### Set problem
Transcribe all of the data exactly. Omit the pictures.

(Stored data entries)
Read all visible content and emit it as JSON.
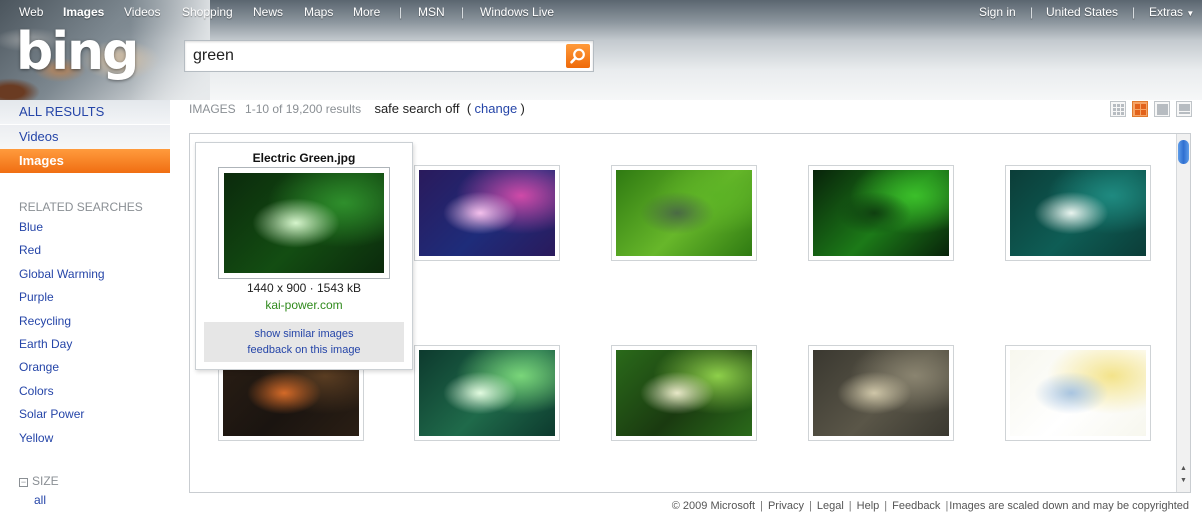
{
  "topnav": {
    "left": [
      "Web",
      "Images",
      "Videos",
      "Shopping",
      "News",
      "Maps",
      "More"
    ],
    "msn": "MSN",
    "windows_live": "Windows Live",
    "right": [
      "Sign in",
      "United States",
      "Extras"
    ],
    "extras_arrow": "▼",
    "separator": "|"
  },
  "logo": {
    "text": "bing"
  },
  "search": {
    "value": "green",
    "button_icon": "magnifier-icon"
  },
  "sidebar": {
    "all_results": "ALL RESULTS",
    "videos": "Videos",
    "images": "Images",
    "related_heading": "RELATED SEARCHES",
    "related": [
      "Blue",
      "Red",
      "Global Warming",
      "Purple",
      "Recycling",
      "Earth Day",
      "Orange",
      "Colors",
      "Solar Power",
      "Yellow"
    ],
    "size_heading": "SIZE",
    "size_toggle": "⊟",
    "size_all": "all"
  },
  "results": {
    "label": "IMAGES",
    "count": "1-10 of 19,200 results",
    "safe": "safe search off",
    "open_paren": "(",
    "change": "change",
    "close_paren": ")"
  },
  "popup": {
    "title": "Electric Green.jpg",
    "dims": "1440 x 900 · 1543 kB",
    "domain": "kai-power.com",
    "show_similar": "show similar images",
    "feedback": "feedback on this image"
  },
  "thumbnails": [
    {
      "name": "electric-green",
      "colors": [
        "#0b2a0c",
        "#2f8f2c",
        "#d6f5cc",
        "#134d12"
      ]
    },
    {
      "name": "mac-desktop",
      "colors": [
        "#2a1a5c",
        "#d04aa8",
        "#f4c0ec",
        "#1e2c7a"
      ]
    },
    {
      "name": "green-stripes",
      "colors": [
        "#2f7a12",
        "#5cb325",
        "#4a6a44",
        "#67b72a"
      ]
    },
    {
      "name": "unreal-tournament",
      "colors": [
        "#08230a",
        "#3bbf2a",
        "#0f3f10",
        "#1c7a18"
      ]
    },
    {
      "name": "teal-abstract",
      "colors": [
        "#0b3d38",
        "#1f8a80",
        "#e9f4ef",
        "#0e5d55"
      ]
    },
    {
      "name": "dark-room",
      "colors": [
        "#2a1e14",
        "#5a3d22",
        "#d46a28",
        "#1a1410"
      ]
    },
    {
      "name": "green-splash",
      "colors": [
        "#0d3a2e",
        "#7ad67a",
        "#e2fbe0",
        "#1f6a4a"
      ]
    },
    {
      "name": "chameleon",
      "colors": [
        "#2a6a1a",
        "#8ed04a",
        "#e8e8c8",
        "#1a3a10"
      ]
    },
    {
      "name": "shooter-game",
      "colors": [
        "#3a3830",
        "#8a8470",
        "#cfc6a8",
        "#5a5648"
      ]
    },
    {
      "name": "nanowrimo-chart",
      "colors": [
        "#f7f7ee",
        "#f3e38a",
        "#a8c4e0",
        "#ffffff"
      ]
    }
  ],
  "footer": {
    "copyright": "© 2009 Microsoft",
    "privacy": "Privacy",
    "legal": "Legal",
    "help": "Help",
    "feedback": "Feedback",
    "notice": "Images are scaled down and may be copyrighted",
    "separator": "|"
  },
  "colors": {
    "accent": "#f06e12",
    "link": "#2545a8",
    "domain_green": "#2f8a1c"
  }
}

### Expected output
Read all visible content and emit it as JSON.
{
  "topnav": {
    "left": [
      "Web",
      "Images",
      "Videos",
      "Shopping",
      "News",
      "Maps",
      "More"
    ],
    "msn": "MSN",
    "windows_live": "Windows Live",
    "right": [
      "Sign in",
      "United States",
      "Extras"
    ],
    "extras_arrow": "▼",
    "separator": "|"
  },
  "logo": {
    "text": "bing"
  },
  "search": {
    "value": "green",
    "button_icon": "magnifier-icon"
  },
  "sidebar": {
    "all_results": "ALL RESULTS",
    "videos": "Videos",
    "images": "Images",
    "related_heading": "RELATED SEARCHES",
    "related": [
      "Blue",
      "Red",
      "Global Warming",
      "Purple",
      "Recycling",
      "Earth Day",
      "Orange",
      "Colors",
      "Solar Power",
      "Yellow"
    ],
    "size_heading": "SIZE",
    "size_toggle": "⊟",
    "size_all": "all"
  },
  "results": {
    "label": "IMAGES",
    "count": "1-10 of 19,200 results",
    "safe": "safe search off",
    "open_paren": "(",
    "change": "change",
    "close_paren": ")"
  },
  "popup": {
    "title": "Electric Green.jpg",
    "dims": "1440 x 900 · 1543 kB",
    "domain": "kai-power.com",
    "show_similar": "show similar images",
    "feedback": "feedback on this image"
  },
  "thumbnails": [
    {
      "name": "electric-green",
      "colors": [
        "#0b2a0c",
        "#2f8f2c",
        "#d6f5cc",
        "#134d12"
      ]
    },
    {
      "name": "mac-desktop",
      "colors": [
        "#2a1a5c",
        "#d04aa8",
        "#f4c0ec",
        "#1e2c7a"
      ]
    },
    {
      "name": "green-stripes",
      "colors": [
        "#2f7a12",
        "#5cb325",
        "#4a6a44",
        "#67b72a"
      ]
    },
    {
      "name": "unreal-tournament",
      "colors": [
        "#08230a",
        "#3bbf2a",
        "#0f3f10",
        "#1c7a18"
      ]
    },
    {
      "name": "teal-abstract",
      "colors": [
        "#0b3d38",
        "#1f8a80",
        "#e9f4ef",
        "#0e5d55"
      ]
    },
    {
      "name": "dark-room",
      "colors": [
        "#2a1e14",
        "#5a3d22",
        "#d46a28",
        "#1a1410"
      ]
    },
    {
      "name": "green-splash",
      "colors": [
        "#0d3a2e",
        "#7ad67a",
        "#e2fbe0",
        "#1f6a4a"
      ]
    },
    {
      "name": "chameleon",
      "colors": [
        "#2a6a1a",
        "#8ed04a",
        "#e8e8c8",
        "#1a3a10"
      ]
    },
    {
      "name": "shooter-game",
      "colors": [
        "#3a3830",
        "#8a8470",
        "#cfc6a8",
        "#5a5648"
      ]
    },
    {
      "name": "nanowrimo-chart",
      "colors": [
        "#f7f7ee",
        "#f3e38a",
        "#a8c4e0",
        "#ffffff"
      ]
    }
  ],
  "footer": {
    "copyright": "© 2009 Microsoft",
    "privacy": "Privacy",
    "legal": "Legal",
    "help": "Help",
    "feedback": "Feedback",
    "notice": "Images are scaled down and may be copyrighted",
    "separator": "|"
  },
  "colors": {
    "accent": "#f06e12",
    "link": "#2545a8",
    "domain_green": "#2f8a1c"
  }
}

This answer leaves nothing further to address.